## Your task
Set down all of the data exactly as it appears.

(Raw records)
####################
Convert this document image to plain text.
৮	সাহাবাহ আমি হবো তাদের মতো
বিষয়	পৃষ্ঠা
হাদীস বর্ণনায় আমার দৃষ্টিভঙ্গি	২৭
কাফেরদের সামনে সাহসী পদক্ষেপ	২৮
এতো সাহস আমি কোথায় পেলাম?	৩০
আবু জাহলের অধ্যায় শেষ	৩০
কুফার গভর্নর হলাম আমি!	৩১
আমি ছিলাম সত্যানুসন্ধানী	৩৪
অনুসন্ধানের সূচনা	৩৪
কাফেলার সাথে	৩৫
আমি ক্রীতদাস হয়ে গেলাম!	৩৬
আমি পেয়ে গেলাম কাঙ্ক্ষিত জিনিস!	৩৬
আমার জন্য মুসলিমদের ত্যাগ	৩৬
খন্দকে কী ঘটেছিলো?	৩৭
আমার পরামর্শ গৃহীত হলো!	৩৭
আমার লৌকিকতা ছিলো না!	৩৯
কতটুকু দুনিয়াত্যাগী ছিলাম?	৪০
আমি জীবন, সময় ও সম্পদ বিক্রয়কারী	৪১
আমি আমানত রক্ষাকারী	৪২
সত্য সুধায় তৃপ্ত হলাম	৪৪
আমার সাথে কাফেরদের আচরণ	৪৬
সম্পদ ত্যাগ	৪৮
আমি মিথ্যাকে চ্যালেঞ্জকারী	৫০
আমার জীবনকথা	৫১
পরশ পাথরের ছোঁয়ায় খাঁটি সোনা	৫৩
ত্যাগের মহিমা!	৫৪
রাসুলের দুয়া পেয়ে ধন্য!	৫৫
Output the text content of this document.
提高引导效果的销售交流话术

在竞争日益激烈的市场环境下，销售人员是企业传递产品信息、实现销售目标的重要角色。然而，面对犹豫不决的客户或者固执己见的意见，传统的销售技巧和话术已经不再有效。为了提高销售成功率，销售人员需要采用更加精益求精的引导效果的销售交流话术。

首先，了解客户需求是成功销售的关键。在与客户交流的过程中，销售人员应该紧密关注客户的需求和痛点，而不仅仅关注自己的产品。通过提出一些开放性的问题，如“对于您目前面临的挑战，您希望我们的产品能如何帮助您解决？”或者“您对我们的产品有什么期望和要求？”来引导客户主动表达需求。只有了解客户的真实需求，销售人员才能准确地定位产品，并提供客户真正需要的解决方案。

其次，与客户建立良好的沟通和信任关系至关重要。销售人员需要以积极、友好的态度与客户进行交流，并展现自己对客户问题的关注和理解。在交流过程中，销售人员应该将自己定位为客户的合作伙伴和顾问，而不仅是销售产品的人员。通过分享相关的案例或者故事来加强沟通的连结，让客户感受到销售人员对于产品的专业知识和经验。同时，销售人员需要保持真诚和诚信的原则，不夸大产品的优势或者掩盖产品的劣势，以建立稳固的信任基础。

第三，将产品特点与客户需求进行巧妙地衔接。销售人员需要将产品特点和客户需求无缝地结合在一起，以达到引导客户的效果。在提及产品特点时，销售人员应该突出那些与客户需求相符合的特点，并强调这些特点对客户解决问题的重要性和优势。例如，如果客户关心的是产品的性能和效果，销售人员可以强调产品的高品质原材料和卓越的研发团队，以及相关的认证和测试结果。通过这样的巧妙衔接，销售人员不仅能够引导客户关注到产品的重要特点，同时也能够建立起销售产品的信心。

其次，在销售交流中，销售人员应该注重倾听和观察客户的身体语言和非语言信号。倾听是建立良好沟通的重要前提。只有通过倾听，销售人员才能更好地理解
####################
## Response below
Convert this document image to plain text.
৮	সাহাবাহ আমি হবো তাদের মতো
বিষয়	পৃষ্ঠা
হাদীস বর্ণনায় আমার দৃষ্টিভঙ্গি	২৭
কাফেরদের সামনে সাহসী পদক্ষেপ	২৮
এতো সাহস আমি কোথায় পেলাম?	৩০
আবু জাহলের অধ্যায় শেষ	৩০
কুফার গভর্নর হলাম আমি!	৩১
আমি ছিলাম সত্যানুসন্ধানী	৩৪
অনুসন্ধানের সূচনা	৩৪
কাফেলার সাথে	৩৫
আমি ক্রীতদাস হয়ে গেলাম!	৩৬
আমি পেয়ে গেলাম কাঙ্ক্ষিত জিনিস!	৩৬
আমার জন্য মুসলিমদের ত্যাগ	৩৬
খন্দকে কী ঘটেছিলো?	৩৭
আমার পরামর্শ গৃহীত হলো!	৩৭
আমার লৌকিকতা ছিলো না!	৩৯
কতটুকু দুনিয়াত্যাগী ছিলাম?	৪০
আমি জীবন, সময় ও সম্পদ বিক্রয়কারী	৪১
আমি আমানত রক্ষাকারী	৪২
সত্য সুধায় তৃপ্ত হলাম	৪৪
আমার সাথে কাফেরদের আচরণ	৪৬
সম্পদ ত্যাগ	৪৮
আমি মিথ্যাকে চ্যালেঞ্জকারী	৫০
আমার জীবনকথা	৫১
পরশ পাথরের ছোঁয়ায় খাঁটি সোনা	৫৩
ত্যাগের মহিমা!	৫৪
রাসুলের দুয়া পেয়ে ধন্য!	৫৫
Output the text content of this document.
提高引导效果的销售交流话术

在竞争日益激烈的市场环境下，销售人员是企业传递产品信息、实现销售目标的重要角色。然而，面对犹豫不决的客户或者固执己见的意见，传统的销售技巧和话术已经不再有效。为了提高销售成功率，销售人员需要采用更加精益求精的引导效果的销售交流话术。

首先，了解客户需求是成功销售的关键。在与客户交流的过程中，销售人员应该紧密关注客户的需求和痛点，而不仅仅关注自己的产品。通过提出一些开放性的问题，如“对于您目前面临的挑战，您希望我们的产品能如何帮助您解决？”或者“您对我们的产品有什么期望和要求？”来引导客户主动表达需求。只有了解客户的真实需求，销售人员才能准确地定位产品，并提供客户真正需要的解决方案。

其次，与客户建立良好的沟通和信任关系至关重要。销售人员需要以积极、友好的态度与客户进行交流，并展现自己对客户问题的关注和理解。在交流过程中，销售人员应该将自己定位为客户的合作伙伴和顾问，而不仅是销售产品的人员。通过分享相关的案例或者故事来加强沟通的连结，让客户感受到销售人员对于产品的专业知识和经验。同时，销售人员需要保持真诚和诚信的原则，不夸大产品的优势或者掩盖产品的劣势，以建立稳固的信任基础。

第三，将产品特点与客户需求进行巧妙地衔接。销售人员需要将产品特点和客户需求无缝地结合在一起，以达到引导客户的效果。在提及产品特点时，销售人员应该突出那些与客户需求相符合的特点，并强调这些特点对客户解决问题的重要性和优势。例如，如果客户关心的是产品的性能和效果，销售人员可以强调产品的高品质原材料和卓越的研发团队，以及相关的认证和测试结果。通过这样的巧妙衔接，销售人员不仅能够引导客户关注到产品的重要特点，同时也能够建立起销售产品的信心。

其次，在销售交流中，销售人员应该注重倾听和观察客户的身体语言和非语言信号。倾听是建立良好沟通的重要前提。只有通过倾听，销售人员才能更好地理解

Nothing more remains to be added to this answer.